PROVIDED ENTRIES ▸
....
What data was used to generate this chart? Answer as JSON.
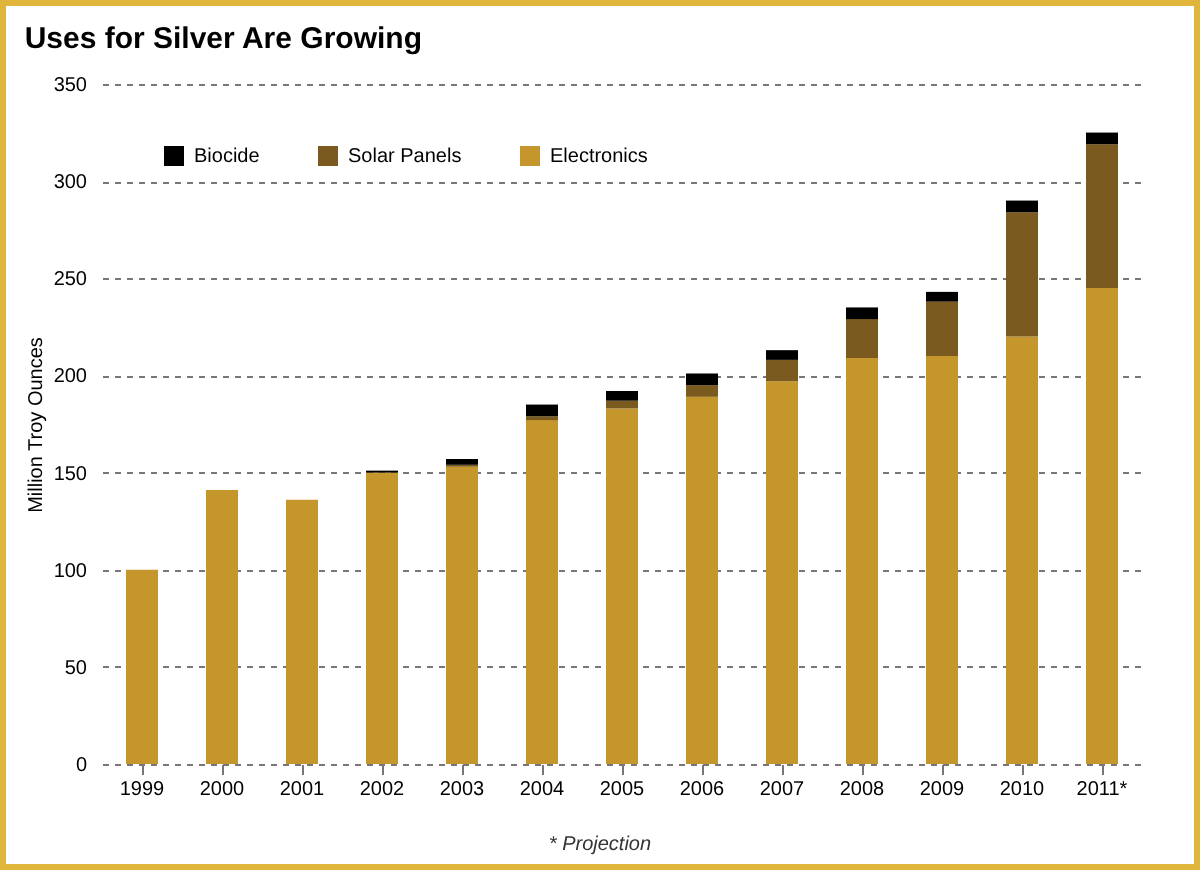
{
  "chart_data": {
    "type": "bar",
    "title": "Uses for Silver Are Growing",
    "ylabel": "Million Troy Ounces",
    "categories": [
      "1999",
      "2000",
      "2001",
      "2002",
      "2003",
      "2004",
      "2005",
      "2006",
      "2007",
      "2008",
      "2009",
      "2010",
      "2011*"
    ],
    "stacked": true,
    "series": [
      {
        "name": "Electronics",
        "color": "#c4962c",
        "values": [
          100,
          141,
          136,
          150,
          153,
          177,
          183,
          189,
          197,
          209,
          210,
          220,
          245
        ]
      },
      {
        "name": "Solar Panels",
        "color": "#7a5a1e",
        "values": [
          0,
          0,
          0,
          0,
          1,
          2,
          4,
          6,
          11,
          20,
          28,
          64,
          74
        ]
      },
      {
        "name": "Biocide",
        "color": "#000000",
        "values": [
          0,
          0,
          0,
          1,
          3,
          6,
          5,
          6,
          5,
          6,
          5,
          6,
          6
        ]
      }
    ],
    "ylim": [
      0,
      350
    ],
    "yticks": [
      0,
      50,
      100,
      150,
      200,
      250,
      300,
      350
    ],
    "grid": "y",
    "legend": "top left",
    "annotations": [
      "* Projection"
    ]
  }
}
....
STATED GOAL ▸
Tally the lines in this data that hold the word "color" and state only the count.

FINAL ANSWER ▸
3